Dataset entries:
** Start **

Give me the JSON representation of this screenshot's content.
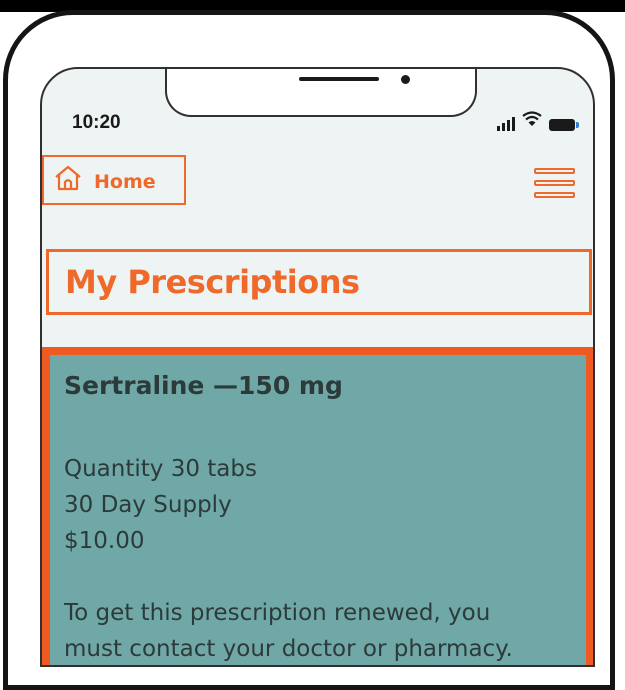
{
  "status_bar": {
    "time": "10:20",
    "icons": [
      "signal-icon",
      "wifi-icon",
      "battery-icon"
    ]
  },
  "nav": {
    "home_label": "Home",
    "home_icon": "home-icon",
    "menu_icon": "hamburger-menu-icon"
  },
  "page": {
    "title": "My Prescriptions"
  },
  "prescription": {
    "name": "Sertraline —150 mg",
    "quantity": "Quantity 30 tabs",
    "supply": "30 Day Supply",
    "price": "$10.00",
    "renewal_text": "To get this prescription renewed, you",
    "renewal_text_2": "must contact your doctor or pharmacy."
  },
  "colors": {
    "accent": "#ef6a2a",
    "card_border": "#ef5a23",
    "card_background": "#6fa8a6",
    "screen_background": "#eef4f3",
    "text_dark": "#2c3a3a"
  }
}
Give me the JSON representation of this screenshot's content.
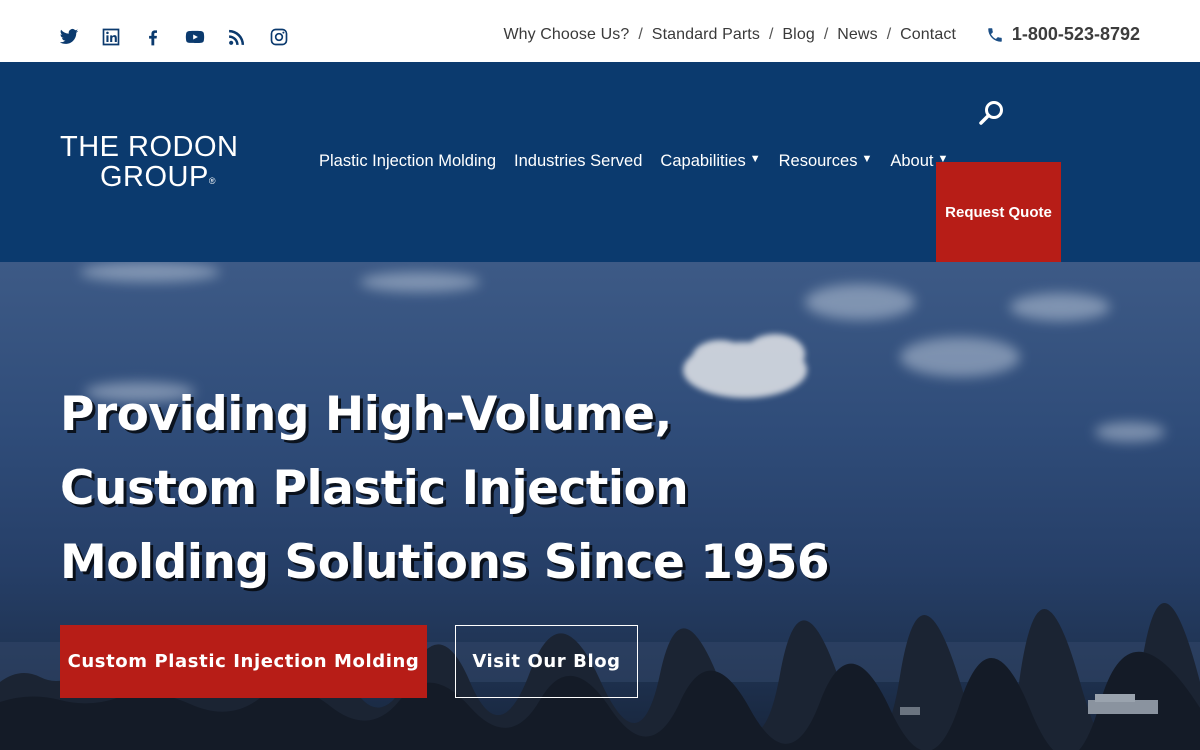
{
  "social": [
    {
      "name": "twitter-icon"
    },
    {
      "name": "linkedin-icon"
    },
    {
      "name": "facebook-icon"
    },
    {
      "name": "youtube-icon"
    },
    {
      "name": "rss-icon"
    },
    {
      "name": "instagram-icon"
    }
  ],
  "utility_nav": {
    "items": [
      "Why Choose Us?",
      "Standard Parts",
      "Blog",
      "News",
      "Contact"
    ],
    "separator": "/"
  },
  "phone": {
    "icon": "phone-icon",
    "number": "1-800-523-8792"
  },
  "logo": {
    "line1": "THE RODON",
    "line2": "GROUP",
    "mark": "®"
  },
  "main_nav": {
    "items": [
      {
        "label": "Plastic Injection Molding",
        "dropdown": false
      },
      {
        "label": "Industries Served",
        "dropdown": false
      },
      {
        "label": "Capabilities",
        "dropdown": true
      },
      {
        "label": "Resources",
        "dropdown": true
      },
      {
        "label": "About",
        "dropdown": true
      }
    ],
    "caret": "▼"
  },
  "search": {
    "icon": "search-icon"
  },
  "request_quote": {
    "label": "Request Quote"
  },
  "hero": {
    "headline": [
      "Providing High-Volume,",
      "Custom Plastic Injection",
      "Molding Solutions Since 1956"
    ],
    "cta_primary": "Custom Plastic Injection Molding",
    "cta_secondary": "Visit Our Blog"
  },
  "colors": {
    "brand_blue": "#0b3a6e",
    "brand_red": "#b71d17",
    "text_dark": "#3a3a3a",
    "white": "#ffffff"
  }
}
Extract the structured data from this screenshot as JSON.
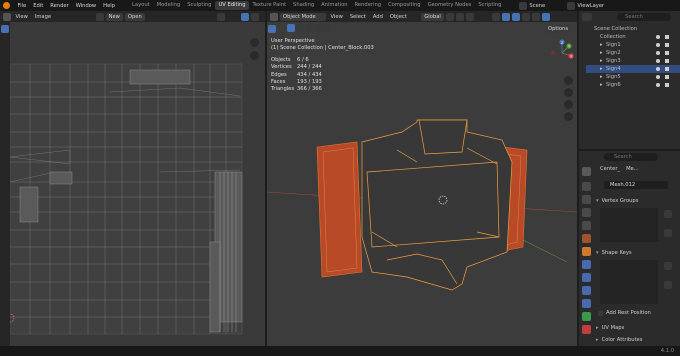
{
  "menu": [
    "File",
    "Edit",
    "Render",
    "Window",
    "Help"
  ],
  "workspaces": [
    "Layout",
    "Modeling",
    "Sculpting",
    "UV Editing",
    "Texture Paint",
    "Shading",
    "Animation",
    "Rendering",
    "Compositing",
    "Geometry Nodes",
    "Scripting"
  ],
  "active_workspace": "UV Editing",
  "scene": "Scene",
  "view_layer": "ViewLayer",
  "uv": {
    "view": "View",
    "image": "Image",
    "new": "New",
    "open": "Open"
  },
  "vp": {
    "mode": "Object Mode",
    "view": "View",
    "select": "Select",
    "add": "Add",
    "object": "Object",
    "orientation": "Global",
    "options": "Options",
    "title": "User Perspective",
    "subtitle": "(1) Scene Collection | Center_Block.003",
    "stats": [
      [
        "Objects",
        "6 / 6"
      ],
      [
        "Vertices",
        "244 / 244"
      ],
      [
        "Edges",
        "434 / 434"
      ],
      [
        "Faces",
        "193 / 193"
      ],
      [
        "Triangles",
        "366 / 366"
      ]
    ],
    "gizmo": {
      "x": "X",
      "y": "Y",
      "z": "Z"
    }
  },
  "outliner": {
    "search_placeholder": "Search",
    "root": "Scene Collection",
    "collection": "Collection",
    "items": [
      "Sign1",
      "Sign2",
      "Sign3",
      "Sign4",
      "Sign5",
      "Sign6"
    ],
    "selected_index": 3
  },
  "props": {
    "search_placeholder": "Search",
    "crumb_object": "Center_",
    "crumb_data": "Me...",
    "mesh": "Mesh.012",
    "sections": {
      "vertex_groups": "Vertex Groups",
      "shape_keys": "Shape Keys",
      "add_rest": "Add Rest Position",
      "uv_maps": "UV Maps",
      "color_attributes": "Color Attributes"
    }
  },
  "version": "4.1.0",
  "colors": {
    "accent": "#4772b3",
    "orange": "#e8762c",
    "selected_outline": "#f0a040"
  }
}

** End **

> [The request]: Leave out the pictures and copy the rest of the material above exactly.

> [Result for this task]:
Give me the JSON representation of this screenshot's content.
{
  "status_bar": {
    "time": "10:20",
    "icons": [
      "signal-icon",
      "wifi-icon",
      "battery-icon"
    ]
  },
  "nav": {
    "home_label": "Home",
    "home_icon": "home-icon",
    "menu_icon": "hamburger-menu-icon"
  },
  "page": {
    "title": "My Prescriptions"
  },
  "prescription": {
    "name": "Sertraline —150 mg",
    "quantity": "Quantity 30 tabs",
    "supply": "30 Day Supply",
    "price": "$10.00",
    "renewal_text": "To get this prescription renewed, you",
    "renewal_text_2": "must contact your doctor or pharmacy."
  },
  "colors": {
    "accent": "#ef6a2a",
    "card_border": "#ef5a23",
    "card_background": "#6fa8a6",
    "screen_background": "#eef4f3",
    "text_dark": "#2c3a3a"
  }
}
Give me the JSON representation of this screenshot's content.
{
  "social": [
    {
      "name": "twitter-icon"
    },
    {
      "name": "linkedin-icon"
    },
    {
      "name": "facebook-icon"
    },
    {
      "name": "youtube-icon"
    },
    {
      "name": "rss-icon"
    },
    {
      "name": "instagram-icon"
    }
  ],
  "utility_nav": {
    "items": [
      "Why Choose Us?",
      "Standard Parts",
      "Blog",
      "News",
      "Contact"
    ],
    "separator": "/"
  },
  "phone": {
    "icon": "phone-icon",
    "number": "1-800-523-8792"
  },
  "logo": {
    "line1": "THE RODON",
    "line2": "GROUP",
    "mark": "®"
  },
  "main_nav": {
    "items": [
      {
        "label": "Plastic Injection Molding",
        "dropdown": false
      },
      {
        "label": "Industries Served",
        "dropdown": false
      },
      {
        "label": "Capabilities",
        "dropdown": true
      },
      {
        "label": "Resources",
        "dropdown": true
      },
      {
        "label": "About",
        "dropdown": true
      }
    ],
    "caret": "▼"
  },
  "search": {
    "icon": "search-icon"
  },
  "request_quote": {
    "label": "Request Quote"
  },
  "hero": {
    "headline": [
      "Providing High-Volume,",
      "Custom Plastic Injection",
      "Molding Solutions Since 1956"
    ],
    "cta_primary": "Custom Plastic Injection Molding",
    "cta_secondary": "Visit Our Blog"
  },
  "colors": {
    "brand_blue": "#0b3a6e",
    "brand_red": "#b71d17",
    "text_dark": "#3a3a3a",
    "white": "#ffffff"
  }
}
Extract the structured data from this screenshot as JSON.
{
  "menu": [
    "File",
    "Edit",
    "Render",
    "Window",
    "Help"
  ],
  "workspaces": [
    "Layout",
    "Modeling",
    "Sculpting",
    "UV Editing",
    "Texture Paint",
    "Shading",
    "Animation",
    "Rendering",
    "Compositing",
    "Geometry Nodes",
    "Scripting"
  ],
  "active_workspace": "UV Editing",
  "scene": "Scene",
  "view_layer": "ViewLayer",
  "uv": {
    "view": "View",
    "image": "Image",
    "new": "New",
    "open": "Open"
  },
  "vp": {
    "mode": "Object Mode",
    "view": "View",
    "select": "Select",
    "add": "Add",
    "object": "Object",
    "orientation": "Global",
    "options": "Options",
    "title": "User Perspective",
    "subtitle": "(1) Scene Collection | Center_Block.003",
    "stats": [
      [
        "Objects",
        "6 / 6"
      ],
      [
        "Vertices",
        "244 / 244"
      ],
      [
        "Edges",
        "434 / 434"
      ],
      [
        "Faces",
        "193 / 193"
      ],
      [
        "Triangles",
        "366 / 366"
      ]
    ],
    "gizmo": {
      "x": "X",
      "y": "Y",
      "z": "Z"
    }
  },
  "outliner": {
    "search_placeholder": "Search",
    "root": "Scene Collection",
    "collection": "Collection",
    "items": [
      "Sign1",
      "Sign2",
      "Sign3",
      "Sign4",
      "Sign5",
      "Sign6"
    ],
    "selected_index": 3
  },
  "props": {
    "search_placeholder": "Search",
    "crumb_object": "Center_",
    "crumb_data": "Me...",
    "mesh": "Mesh.012",
    "sections": {
      "vertex_groups": "Vertex Groups",
      "shape_keys": "Shape Keys",
      "add_rest": "Add Rest Position",
      "uv_maps": "UV Maps",
      "color_attributes": "Color Attributes"
    }
  },
  "version": "4.1.0",
  "colors": {
    "accent": "#4772b3",
    "orange": "#e8762c",
    "selected_outline": "#f0a040"
  }
}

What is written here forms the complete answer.